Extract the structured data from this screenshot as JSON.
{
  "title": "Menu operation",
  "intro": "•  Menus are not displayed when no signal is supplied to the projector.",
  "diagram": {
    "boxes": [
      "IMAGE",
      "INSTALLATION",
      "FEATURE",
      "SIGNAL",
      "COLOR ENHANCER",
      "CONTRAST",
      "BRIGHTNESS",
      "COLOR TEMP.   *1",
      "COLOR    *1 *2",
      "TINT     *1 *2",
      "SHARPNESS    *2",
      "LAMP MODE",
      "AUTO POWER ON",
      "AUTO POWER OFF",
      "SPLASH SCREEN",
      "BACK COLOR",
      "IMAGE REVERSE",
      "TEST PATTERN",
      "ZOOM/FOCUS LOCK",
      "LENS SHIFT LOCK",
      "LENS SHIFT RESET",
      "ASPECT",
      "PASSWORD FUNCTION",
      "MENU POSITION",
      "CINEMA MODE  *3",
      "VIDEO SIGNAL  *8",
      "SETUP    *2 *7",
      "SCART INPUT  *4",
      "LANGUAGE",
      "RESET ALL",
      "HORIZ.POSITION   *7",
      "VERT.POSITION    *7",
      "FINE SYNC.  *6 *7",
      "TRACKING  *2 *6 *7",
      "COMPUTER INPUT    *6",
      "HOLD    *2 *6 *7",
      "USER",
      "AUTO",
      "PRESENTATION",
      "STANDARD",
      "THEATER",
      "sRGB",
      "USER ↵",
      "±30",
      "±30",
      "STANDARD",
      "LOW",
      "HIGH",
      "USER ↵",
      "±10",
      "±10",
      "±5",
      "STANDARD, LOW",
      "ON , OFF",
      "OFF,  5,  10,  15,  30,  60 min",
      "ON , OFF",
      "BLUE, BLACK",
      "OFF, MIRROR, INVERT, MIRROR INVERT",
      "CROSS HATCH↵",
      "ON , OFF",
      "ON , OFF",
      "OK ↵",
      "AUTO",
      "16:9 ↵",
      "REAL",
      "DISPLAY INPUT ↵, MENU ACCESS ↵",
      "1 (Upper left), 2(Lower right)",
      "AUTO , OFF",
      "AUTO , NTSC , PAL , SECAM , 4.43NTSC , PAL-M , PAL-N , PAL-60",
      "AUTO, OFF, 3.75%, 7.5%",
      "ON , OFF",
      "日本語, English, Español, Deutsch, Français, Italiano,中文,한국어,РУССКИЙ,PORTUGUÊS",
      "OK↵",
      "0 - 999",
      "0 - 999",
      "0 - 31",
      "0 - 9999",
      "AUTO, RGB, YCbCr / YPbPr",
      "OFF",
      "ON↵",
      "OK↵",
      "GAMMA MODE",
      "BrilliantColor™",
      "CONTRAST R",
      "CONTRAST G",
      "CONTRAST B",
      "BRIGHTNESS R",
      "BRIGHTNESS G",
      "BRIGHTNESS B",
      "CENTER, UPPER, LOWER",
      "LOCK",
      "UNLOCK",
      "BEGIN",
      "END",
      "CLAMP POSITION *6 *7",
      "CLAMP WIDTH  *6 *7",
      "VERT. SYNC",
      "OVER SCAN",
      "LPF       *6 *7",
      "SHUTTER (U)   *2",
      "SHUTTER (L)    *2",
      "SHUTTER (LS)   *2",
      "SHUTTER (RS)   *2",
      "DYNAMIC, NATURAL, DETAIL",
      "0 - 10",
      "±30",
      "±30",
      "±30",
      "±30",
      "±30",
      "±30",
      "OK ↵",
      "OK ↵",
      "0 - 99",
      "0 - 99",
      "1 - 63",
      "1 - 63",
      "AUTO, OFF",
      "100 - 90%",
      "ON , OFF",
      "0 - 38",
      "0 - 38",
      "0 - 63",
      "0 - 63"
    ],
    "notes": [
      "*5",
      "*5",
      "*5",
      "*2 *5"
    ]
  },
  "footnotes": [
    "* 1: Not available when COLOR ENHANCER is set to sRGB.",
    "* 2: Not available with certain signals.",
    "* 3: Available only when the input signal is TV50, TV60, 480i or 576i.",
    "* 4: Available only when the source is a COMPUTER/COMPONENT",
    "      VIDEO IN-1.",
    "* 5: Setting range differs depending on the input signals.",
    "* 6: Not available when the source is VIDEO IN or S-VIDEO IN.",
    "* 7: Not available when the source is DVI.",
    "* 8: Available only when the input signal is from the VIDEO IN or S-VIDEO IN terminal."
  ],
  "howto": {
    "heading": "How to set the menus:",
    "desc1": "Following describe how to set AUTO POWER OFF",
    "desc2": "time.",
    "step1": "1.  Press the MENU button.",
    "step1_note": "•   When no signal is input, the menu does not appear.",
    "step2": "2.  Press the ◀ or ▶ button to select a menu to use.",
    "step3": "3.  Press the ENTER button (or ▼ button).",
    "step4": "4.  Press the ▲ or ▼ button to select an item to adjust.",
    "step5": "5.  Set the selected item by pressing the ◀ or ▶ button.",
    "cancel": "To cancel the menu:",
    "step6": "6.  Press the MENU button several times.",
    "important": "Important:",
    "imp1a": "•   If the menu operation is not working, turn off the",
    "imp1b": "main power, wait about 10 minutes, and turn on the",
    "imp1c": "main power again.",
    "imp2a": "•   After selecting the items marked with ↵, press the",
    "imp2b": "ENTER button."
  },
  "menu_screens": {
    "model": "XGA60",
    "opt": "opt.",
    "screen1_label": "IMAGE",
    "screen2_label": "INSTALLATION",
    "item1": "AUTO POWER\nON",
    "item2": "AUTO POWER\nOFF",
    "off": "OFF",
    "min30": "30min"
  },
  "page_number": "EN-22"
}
++++++++
SHORT TASK: Take the material above and return all of it exactly.

CORRECT RESULT:
Extract the structured data from this screenshot as JSON.
{
  "title": "Menu operation",
  "intro": "•  Menus are not displayed when no signal is supplied to the projector.",
  "diagram": {
    "boxes": [
      "IMAGE",
      "INSTALLATION",
      "FEATURE",
      "SIGNAL",
      "COLOR ENHANCER",
      "CONTRAST",
      "BRIGHTNESS",
      "COLOR TEMP.   *1",
      "COLOR    *1 *2",
      "TINT     *1 *2",
      "SHARPNESS    *2",
      "LAMP MODE",
      "AUTO POWER ON",
      "AUTO POWER OFF",
      "SPLASH SCREEN",
      "BACK COLOR",
      "IMAGE REVERSE",
      "TEST PATTERN",
      "ZOOM/FOCUS LOCK",
      "LENS SHIFT LOCK",
      "LENS SHIFT RESET",
      "ASPECT",
      "PASSWORD FUNCTION",
      "MENU POSITION",
      "CINEMA MODE  *3",
      "VIDEO SIGNAL  *8",
      "SETUP    *2 *7",
      "SCART INPUT  *4",
      "LANGUAGE",
      "RESET ALL",
      "HORIZ.POSITION   *7",
      "VERT.POSITION    *7",
      "FINE SYNC.  *6 *7",
      "TRACKING  *2 *6 *7",
      "COMPUTER INPUT    *6",
      "HOLD    *2 *6 *7",
      "USER",
      "AUTO",
      "PRESENTATION",
      "STANDARD",
      "THEATER",
      "sRGB",
      "USER ↵",
      "±30",
      "±30",
      "STANDARD",
      "LOW",
      "HIGH",
      "USER ↵",
      "±10",
      "±10",
      "±5",
      "STANDARD, LOW",
      "ON , OFF",
      "OFF,  5,  10,  15,  30,  60 min",
      "ON , OFF",
      "BLUE, BLACK",
      "OFF, MIRROR, INVERT, MIRROR INVERT",
      "CROSS HATCH↵",
      "ON , OFF",
      "ON , OFF",
      "OK ↵",
      "AUTO",
      "16:9 ↵",
      "REAL",
      "DISPLAY INPUT ↵, MENU ACCESS ↵",
      "1 (Upper left), 2(Lower right)",
      "AUTO , OFF",
      "AUTO , NTSC , PAL , SECAM , 4.43NTSC , PAL-M , PAL-N , PAL-60",
      "AUTO, OFF, 3.75%, 7.5%",
      "ON , OFF",
      "日本語, English, Español, Deutsch, Français, Italiano,中文,한국어,РУССКИЙ,PORTUGUÊS",
      "OK↵",
      "0 - 999",
      "0 - 999",
      "0 - 31",
      "0 - 9999",
      "AUTO, RGB, YCbCr / YPbPr",
      "OFF",
      "ON↵",
      "OK↵",
      "GAMMA MODE",
      "BrilliantColor™",
      "CONTRAST R",
      "CONTRAST G",
      "CONTRAST B",
      "BRIGHTNESS R",
      "BRIGHTNESS G",
      "BRIGHTNESS B",
      "CENTER, UPPER, LOWER",
      "LOCK",
      "UNLOCK",
      "BEGIN",
      "END",
      "CLAMP POSITION *6 *7",
      "CLAMP WIDTH  *6 *7",
      "VERT. SYNC",
      "OVER SCAN",
      "LPF       *6 *7",
      "SHUTTER (U)   *2",
      "SHUTTER (L)    *2",
      "SHUTTER (LS)   *2",
      "SHUTTER (RS)   *2",
      "DYNAMIC, NATURAL, DETAIL",
      "0 - 10",
      "±30",
      "±30",
      "±30",
      "±30",
      "±30",
      "±30",
      "OK ↵",
      "OK ↵",
      "0 - 99",
      "0 - 99",
      "1 - 63",
      "1 - 63",
      "AUTO, OFF",
      "100 - 90%",
      "ON , OFF",
      "0 - 38",
      "0 - 38",
      "0 - 63",
      "0 - 63"
    ],
    "notes": [
      "*5",
      "*5",
      "*5",
      "*2 *5"
    ]
  },
  "footnotes": [
    "* 1: Not available when COLOR ENHANCER is set to sRGB.",
    "* 2: Not available with certain signals.",
    "* 3: Available only when the input signal is TV50, TV60, 480i or 576i.",
    "* 4: Available only when the source is a COMPUTER/COMPONENT",
    "      VIDEO IN-1.",
    "* 5: Setting range differs depending on the input signals.",
    "* 6: Not available when the source is VIDEO IN or S-VIDEO IN.",
    "* 7: Not available when the source is DVI.",
    "* 8: Available only when the input signal is from the VIDEO IN or S-VIDEO IN terminal."
  ],
  "howto": {
    "heading": "How to set the menus:",
    "desc1": "Following describe how to set AUTO POWER OFF",
    "desc2": "time.",
    "step1": "1.  Press the MENU button.",
    "step1_note": "•   When no signal is input, the menu does not appear.",
    "step2": "2.  Press the ◀ or ▶ button to select a menu to use.",
    "step3": "3.  Press the ENTER button (or ▼ button).",
    "step4": "4.  Press the ▲ or ▼ button to select an item to adjust.",
    "step5": "5.  Set the selected item by pressing the ◀ or ▶ button.",
    "cancel": "To cancel the menu:",
    "step6": "6.  Press the MENU button several times.",
    "important": "Important:",
    "imp1a": "•   If the menu operation is not working, turn off the",
    "imp1b": "main power, wait about 10 minutes, and turn on the",
    "imp1c": "main power again.",
    "imp2a": "•   After selecting the items marked with ↵, press the",
    "imp2b": "ENTER button."
  },
  "menu_screens": {
    "model": "XGA60",
    "opt": "opt.",
    "screen1_label": "IMAGE",
    "screen2_label": "INSTALLATION",
    "item1": "AUTO POWER\nON",
    "item2": "AUTO POWER\nOFF",
    "off": "OFF",
    "min30": "30min"
  },
  "page_number": "EN-22"
}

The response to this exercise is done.